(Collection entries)
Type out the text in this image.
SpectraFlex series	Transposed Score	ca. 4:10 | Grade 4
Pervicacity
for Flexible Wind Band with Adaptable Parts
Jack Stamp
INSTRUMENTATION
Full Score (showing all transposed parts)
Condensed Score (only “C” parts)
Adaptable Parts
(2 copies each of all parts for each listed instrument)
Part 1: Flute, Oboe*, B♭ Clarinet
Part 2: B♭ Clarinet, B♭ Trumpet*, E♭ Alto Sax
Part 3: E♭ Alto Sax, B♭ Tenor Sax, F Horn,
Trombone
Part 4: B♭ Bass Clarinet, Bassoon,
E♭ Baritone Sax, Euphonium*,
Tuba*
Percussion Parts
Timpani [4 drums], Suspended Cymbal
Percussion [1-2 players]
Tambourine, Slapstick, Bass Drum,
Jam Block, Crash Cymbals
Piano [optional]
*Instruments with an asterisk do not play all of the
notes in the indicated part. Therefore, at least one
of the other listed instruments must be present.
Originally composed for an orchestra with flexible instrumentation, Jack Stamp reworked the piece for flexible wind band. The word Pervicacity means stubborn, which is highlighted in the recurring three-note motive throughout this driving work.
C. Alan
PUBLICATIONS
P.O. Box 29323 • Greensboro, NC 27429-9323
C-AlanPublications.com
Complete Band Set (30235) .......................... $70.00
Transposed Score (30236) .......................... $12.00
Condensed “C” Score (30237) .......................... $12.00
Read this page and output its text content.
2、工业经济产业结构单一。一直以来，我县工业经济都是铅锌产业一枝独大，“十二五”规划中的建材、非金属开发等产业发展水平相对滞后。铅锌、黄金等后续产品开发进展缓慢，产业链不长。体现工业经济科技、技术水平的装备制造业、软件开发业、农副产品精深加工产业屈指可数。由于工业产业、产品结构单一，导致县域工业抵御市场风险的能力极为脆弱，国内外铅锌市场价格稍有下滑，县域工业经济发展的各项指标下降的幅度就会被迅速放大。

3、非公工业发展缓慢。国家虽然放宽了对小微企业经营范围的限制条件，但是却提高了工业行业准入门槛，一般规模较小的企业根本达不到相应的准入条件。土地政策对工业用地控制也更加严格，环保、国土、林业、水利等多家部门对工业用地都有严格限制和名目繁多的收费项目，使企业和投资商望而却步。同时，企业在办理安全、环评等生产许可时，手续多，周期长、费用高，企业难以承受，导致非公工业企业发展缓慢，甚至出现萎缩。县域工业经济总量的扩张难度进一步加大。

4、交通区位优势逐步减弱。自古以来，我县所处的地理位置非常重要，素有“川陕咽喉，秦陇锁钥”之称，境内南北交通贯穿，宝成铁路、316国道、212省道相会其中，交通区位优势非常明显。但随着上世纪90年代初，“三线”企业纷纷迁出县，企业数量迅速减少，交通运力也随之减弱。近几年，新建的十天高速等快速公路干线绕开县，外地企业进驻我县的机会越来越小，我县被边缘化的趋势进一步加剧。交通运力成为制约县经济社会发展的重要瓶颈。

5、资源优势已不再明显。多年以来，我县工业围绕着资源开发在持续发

PROBLEM TO SOLVE -> Repeat every record, keeping each word and mark exactly as it is.

FINISHED ANSWER ->
Type out the text in this image.
SpectraFlex series	Transposed Score	ca. 4:10 | Grade 4
Pervicacity
for Flexible Wind Band with Adaptable Parts
Jack Stamp
INSTRUMENTATION
Full Score (showing all transposed parts)
Condensed Score (only “C” parts)
Adaptable Parts
(2 copies each of all parts for each listed instrument)
Part 1: Flute, Oboe*, B♭ Clarinet
Part 2: B♭ Clarinet, B♭ Trumpet*, E♭ Alto Sax
Part 3: E♭ Alto Sax, B♭ Tenor Sax, F Horn,
Trombone
Part 4: B♭ Bass Clarinet, Bassoon,
E♭ Baritone Sax, Euphonium*,
Tuba*
Percussion Parts
Timpani [4 drums], Suspended Cymbal
Percussion [1-2 players]
Tambourine, Slapstick, Bass Drum,
Jam Block, Crash Cymbals
Piano [optional]
*Instruments with an asterisk do not play all of the
notes in the indicated part. Therefore, at least one
of the other listed instruments must be present.
Originally composed for an orchestra with flexible instrumentation, Jack Stamp reworked the piece for flexible wind band. The word Pervicacity means stubborn, which is highlighted in the recurring three-note motive throughout this driving work.
C. Alan
PUBLICATIONS
P.O. Box 29323 • Greensboro, NC 27429-9323
C-AlanPublications.com
Complete Band Set (30235) .......................... $70.00
Transposed Score (30236) .......................... $12.00
Condensed “C” Score (30237) .......................... $12.00
Read this page and output its text content.
2、工业经济产业结构单一。一直以来，我县工业经济都是铅锌产业一枝独大，“十二五”规划中的建材、非金属开发等产业发展水平相对滞后。铅锌、黄金等后续产品开发进展缓慢，产业链不长。体现工业经济科技、技术水平的装备制造业、软件开发业、农副产品精深加工产业屈指可数。由于工业产业、产品结构单一，导致县域工业抵御市场风险的能力极为脆弱，国内外铅锌市场价格稍有下滑，县域工业经济发展的各项指标下降的幅度就会被迅速放大。

3、非公工业发展缓慢。国家虽然放宽了对小微企业经营范围的限制条件，但是却提高了工业行业准入门槛，一般规模较小的企业根本达不到相应的准入条件。土地政策对工业用地控制也更加严格，环保、国土、林业、水利等多家部门对工业用地都有严格限制和名目繁多的收费项目，使企业和投资商望而却步。同时，企业在办理安全、环评等生产许可时，手续多，周期长、费用高，企业难以承受，导致非公工业企业发展缓慢，甚至出现萎缩。县域工业经济总量的扩张难度进一步加大。

4、交通区位优势逐步减弱。自古以来，我县所处的地理位置非常重要，素有“川陕咽喉，秦陇锁钥”之称，境内南北交通贯穿，宝成铁路、316国道、212省道相会其中，交通区位优势非常明显。但随着上世纪90年代初，“三线”企业纷纷迁出县，企业数量迅速减少，交通运力也随之减弱。近几年，新建的十天高速等快速公路干线绕开县，外地企业进驻我县的机会越来越小，我县被边缘化的趋势进一步加剧。交通运力成为制约县经济社会发展的重要瓶颈。

5、资源优势已不再明显。多年以来，我县工业围绕着资源开发在持续发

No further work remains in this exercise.